--- Start of Dataset content ---

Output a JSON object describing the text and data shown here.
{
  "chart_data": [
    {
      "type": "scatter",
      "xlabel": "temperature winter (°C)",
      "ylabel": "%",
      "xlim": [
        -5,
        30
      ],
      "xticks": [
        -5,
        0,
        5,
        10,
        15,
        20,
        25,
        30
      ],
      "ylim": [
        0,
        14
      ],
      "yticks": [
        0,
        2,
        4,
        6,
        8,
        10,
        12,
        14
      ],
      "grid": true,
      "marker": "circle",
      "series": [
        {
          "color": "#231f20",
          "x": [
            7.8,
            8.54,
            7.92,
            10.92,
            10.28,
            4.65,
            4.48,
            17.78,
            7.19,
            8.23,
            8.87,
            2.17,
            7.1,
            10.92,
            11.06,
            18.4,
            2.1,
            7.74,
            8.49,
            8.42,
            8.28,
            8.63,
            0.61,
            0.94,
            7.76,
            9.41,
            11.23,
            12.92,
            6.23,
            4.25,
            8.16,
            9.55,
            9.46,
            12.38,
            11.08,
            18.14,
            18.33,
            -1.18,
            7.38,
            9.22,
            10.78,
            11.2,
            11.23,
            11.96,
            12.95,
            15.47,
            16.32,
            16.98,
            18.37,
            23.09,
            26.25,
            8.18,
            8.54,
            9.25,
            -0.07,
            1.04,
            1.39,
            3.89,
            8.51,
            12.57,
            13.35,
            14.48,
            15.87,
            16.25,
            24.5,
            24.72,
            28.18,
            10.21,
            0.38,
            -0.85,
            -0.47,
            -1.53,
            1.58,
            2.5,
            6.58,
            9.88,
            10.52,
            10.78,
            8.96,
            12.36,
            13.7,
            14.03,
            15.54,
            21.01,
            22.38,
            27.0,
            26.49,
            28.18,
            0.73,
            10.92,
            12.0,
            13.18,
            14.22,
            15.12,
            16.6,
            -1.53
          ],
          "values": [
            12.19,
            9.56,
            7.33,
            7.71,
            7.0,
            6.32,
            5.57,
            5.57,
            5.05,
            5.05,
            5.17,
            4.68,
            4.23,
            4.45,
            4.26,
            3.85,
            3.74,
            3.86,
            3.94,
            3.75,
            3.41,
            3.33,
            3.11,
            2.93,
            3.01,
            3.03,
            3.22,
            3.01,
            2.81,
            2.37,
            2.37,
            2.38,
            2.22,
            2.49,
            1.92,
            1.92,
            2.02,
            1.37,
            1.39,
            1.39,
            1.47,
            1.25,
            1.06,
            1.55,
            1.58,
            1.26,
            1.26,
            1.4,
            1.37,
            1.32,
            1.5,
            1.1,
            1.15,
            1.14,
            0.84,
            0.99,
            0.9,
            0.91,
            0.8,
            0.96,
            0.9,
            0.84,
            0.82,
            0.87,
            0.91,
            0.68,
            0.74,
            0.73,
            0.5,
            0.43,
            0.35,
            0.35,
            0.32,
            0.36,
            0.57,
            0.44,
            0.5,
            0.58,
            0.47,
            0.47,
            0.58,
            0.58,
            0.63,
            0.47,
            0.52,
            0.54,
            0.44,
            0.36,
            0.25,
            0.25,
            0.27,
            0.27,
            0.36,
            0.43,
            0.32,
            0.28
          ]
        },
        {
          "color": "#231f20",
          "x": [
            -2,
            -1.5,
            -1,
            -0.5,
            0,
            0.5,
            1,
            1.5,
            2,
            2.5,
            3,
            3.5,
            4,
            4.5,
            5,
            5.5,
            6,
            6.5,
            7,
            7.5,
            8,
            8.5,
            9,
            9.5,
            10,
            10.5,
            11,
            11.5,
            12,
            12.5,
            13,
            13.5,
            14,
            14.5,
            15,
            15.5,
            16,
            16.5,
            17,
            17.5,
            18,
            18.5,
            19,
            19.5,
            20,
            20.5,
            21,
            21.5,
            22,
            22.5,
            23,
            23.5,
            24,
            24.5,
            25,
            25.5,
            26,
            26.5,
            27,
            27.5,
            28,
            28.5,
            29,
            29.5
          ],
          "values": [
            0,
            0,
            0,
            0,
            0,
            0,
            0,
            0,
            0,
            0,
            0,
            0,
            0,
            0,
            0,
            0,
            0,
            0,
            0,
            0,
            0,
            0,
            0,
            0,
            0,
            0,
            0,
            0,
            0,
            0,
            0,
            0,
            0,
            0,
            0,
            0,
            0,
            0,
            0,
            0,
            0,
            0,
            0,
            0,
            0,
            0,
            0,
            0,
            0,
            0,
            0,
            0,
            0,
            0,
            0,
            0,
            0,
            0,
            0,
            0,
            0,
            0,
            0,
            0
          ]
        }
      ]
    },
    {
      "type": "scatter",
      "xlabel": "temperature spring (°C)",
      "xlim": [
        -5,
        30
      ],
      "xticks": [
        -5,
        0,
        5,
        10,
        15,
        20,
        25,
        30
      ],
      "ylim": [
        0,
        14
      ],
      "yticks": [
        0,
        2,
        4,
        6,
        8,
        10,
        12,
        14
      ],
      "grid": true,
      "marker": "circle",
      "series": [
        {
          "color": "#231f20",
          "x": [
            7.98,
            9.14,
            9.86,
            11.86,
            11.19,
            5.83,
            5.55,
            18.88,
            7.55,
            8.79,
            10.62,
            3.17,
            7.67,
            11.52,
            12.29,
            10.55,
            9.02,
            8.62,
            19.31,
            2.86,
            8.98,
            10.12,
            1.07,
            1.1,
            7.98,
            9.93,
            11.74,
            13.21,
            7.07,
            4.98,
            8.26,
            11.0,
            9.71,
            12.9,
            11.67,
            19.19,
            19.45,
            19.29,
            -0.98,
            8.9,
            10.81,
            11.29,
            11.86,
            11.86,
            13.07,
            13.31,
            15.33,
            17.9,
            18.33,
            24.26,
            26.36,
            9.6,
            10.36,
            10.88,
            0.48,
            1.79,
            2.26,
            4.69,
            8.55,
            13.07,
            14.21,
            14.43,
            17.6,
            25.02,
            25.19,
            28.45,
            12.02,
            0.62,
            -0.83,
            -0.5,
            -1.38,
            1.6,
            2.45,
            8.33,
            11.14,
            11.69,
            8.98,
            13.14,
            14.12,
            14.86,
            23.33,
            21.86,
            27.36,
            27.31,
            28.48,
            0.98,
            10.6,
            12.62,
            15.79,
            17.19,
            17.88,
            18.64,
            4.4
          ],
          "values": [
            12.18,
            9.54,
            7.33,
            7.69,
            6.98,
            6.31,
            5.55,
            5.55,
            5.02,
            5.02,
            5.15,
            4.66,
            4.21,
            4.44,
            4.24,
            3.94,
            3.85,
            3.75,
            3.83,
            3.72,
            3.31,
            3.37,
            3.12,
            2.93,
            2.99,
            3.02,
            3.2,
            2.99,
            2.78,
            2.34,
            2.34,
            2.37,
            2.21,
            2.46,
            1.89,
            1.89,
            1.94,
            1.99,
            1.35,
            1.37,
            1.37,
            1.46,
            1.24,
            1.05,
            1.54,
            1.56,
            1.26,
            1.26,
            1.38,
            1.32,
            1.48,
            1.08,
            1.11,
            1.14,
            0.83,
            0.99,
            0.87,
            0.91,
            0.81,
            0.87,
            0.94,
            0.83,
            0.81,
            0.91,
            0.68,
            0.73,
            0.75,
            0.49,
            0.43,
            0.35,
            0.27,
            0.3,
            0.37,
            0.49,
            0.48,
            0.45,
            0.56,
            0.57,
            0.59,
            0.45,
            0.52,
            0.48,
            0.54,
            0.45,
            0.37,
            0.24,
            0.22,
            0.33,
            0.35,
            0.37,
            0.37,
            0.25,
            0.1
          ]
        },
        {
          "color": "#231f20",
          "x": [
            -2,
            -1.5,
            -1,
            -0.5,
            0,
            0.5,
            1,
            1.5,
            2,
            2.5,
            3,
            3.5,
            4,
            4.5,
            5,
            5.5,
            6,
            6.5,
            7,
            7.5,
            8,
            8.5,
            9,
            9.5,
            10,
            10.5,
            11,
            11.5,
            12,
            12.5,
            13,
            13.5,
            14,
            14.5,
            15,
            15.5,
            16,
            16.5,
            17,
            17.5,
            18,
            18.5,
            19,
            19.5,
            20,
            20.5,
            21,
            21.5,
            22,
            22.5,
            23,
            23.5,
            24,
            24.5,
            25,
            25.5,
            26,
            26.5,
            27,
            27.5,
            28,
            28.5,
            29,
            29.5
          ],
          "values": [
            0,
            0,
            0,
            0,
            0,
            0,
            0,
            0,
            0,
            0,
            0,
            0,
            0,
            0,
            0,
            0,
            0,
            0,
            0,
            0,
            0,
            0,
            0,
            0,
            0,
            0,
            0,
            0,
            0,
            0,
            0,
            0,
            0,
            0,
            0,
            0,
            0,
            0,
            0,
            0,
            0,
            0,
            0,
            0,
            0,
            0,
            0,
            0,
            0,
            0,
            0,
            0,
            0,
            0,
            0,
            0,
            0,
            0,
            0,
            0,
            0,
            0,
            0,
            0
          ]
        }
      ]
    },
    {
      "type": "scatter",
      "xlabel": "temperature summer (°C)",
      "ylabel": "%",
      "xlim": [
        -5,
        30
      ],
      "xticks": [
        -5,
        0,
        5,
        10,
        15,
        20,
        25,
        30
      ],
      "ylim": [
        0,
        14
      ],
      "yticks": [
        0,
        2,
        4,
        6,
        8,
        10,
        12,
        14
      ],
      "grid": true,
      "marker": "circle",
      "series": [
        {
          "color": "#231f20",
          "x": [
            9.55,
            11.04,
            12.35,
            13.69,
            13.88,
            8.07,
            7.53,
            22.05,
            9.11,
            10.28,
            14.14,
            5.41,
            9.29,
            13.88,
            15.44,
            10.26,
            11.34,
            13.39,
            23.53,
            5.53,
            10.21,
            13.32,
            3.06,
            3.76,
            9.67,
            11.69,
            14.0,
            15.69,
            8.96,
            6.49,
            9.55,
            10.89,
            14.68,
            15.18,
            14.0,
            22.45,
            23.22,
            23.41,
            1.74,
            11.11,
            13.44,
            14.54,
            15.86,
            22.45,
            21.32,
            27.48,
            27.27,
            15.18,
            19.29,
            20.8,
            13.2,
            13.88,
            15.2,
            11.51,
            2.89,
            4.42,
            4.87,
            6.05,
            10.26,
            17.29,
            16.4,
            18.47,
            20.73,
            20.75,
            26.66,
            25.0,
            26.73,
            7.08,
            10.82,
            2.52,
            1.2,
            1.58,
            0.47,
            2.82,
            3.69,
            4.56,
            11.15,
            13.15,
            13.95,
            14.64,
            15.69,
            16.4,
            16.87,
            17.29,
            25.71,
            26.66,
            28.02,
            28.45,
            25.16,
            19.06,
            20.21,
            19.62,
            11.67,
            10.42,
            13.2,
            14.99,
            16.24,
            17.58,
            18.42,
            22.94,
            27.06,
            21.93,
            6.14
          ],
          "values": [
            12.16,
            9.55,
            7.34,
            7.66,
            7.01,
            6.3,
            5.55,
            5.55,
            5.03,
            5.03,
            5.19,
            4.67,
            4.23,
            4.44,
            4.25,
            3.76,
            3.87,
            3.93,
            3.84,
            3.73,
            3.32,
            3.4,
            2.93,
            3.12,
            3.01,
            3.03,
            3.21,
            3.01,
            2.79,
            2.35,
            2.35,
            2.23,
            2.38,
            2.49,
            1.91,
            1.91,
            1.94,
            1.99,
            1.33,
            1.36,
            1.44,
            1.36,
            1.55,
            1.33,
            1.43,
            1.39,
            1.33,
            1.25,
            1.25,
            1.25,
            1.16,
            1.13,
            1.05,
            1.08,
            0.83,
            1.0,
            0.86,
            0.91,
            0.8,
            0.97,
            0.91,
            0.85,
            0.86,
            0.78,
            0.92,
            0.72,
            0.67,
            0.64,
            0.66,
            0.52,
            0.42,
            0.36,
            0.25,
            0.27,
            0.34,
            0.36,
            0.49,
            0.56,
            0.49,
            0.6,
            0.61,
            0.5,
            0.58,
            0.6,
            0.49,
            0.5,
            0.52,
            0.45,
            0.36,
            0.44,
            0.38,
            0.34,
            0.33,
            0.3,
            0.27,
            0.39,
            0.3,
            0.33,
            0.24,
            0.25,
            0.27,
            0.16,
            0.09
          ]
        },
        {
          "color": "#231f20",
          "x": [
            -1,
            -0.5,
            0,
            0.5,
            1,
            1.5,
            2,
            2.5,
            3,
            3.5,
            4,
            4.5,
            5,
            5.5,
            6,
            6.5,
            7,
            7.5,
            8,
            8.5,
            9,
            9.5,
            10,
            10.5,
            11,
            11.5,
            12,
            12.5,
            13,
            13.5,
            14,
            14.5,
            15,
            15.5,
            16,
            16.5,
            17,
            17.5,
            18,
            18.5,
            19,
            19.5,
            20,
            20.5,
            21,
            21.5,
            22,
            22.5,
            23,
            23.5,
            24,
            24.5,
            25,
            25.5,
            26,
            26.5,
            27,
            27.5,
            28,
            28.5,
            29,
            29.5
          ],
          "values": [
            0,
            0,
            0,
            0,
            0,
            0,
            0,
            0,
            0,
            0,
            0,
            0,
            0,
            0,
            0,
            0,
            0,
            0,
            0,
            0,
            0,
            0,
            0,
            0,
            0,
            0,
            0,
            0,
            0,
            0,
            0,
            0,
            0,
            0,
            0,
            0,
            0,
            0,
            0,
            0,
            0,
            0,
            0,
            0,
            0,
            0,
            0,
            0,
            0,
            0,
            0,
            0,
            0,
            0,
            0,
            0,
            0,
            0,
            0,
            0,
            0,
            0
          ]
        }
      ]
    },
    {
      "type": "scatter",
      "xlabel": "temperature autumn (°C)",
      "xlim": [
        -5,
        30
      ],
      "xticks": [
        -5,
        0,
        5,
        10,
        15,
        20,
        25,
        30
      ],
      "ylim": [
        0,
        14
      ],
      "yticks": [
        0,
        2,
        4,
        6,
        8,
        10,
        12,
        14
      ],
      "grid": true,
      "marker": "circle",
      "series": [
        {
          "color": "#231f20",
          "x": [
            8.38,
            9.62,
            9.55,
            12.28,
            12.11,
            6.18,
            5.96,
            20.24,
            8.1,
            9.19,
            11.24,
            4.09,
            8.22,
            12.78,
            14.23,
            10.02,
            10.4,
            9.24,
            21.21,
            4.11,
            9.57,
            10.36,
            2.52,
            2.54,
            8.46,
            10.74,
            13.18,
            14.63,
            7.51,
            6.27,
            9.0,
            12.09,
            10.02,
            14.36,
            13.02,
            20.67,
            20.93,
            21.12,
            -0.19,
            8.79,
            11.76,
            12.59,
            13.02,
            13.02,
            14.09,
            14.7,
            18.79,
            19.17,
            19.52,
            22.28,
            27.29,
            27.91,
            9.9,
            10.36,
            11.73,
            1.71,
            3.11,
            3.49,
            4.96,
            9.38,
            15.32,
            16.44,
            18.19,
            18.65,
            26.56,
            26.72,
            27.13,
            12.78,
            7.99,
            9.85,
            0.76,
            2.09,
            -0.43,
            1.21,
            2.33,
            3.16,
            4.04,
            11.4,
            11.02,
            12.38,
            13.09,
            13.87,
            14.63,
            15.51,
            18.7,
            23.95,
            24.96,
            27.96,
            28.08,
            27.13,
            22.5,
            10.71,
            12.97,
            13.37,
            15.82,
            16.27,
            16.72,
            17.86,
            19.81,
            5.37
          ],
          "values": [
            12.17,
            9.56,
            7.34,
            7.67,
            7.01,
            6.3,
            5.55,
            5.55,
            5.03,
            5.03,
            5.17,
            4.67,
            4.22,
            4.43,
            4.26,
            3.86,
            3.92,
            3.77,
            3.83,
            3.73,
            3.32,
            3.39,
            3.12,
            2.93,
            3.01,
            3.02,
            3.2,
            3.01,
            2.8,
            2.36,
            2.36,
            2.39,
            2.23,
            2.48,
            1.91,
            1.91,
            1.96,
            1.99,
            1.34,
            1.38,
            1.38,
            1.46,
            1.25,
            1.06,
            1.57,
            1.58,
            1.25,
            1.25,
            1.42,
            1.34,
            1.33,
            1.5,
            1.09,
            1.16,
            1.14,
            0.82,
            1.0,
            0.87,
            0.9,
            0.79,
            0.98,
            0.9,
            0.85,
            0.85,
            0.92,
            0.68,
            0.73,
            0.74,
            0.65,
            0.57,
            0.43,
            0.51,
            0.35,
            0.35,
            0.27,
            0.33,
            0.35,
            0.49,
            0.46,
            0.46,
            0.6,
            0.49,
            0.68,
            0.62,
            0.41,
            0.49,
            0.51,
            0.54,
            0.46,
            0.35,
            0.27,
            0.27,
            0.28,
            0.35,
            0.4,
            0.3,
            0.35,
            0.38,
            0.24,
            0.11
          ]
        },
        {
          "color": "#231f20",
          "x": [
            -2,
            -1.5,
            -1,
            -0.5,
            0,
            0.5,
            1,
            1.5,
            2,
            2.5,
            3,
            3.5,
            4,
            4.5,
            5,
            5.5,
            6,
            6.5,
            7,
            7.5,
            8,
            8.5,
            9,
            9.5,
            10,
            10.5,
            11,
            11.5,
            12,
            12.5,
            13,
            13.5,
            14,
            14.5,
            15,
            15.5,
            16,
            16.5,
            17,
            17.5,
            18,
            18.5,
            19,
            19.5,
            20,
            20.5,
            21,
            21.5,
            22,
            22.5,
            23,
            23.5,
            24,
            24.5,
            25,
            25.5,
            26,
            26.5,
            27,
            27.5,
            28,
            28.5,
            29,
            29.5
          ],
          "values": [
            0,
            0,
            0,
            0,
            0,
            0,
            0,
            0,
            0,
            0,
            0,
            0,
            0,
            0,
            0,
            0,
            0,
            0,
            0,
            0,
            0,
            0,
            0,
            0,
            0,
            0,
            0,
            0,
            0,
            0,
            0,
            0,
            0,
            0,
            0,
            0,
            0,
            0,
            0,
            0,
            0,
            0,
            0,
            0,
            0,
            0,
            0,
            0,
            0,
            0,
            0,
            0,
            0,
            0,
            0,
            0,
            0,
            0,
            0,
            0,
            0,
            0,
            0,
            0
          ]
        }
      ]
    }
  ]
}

--- End of Dataset content ---

Exercise prompt: Pull out all lines containing the word "temperature" from the entries above.

Solution to the problem:
      "xlabel": "temperature winter (°C)",
      "xlabel": "temperature spring (°C)",
      "xlabel": "temperature summer (°C)",
      "xlabel": "temperature autumn (°C)",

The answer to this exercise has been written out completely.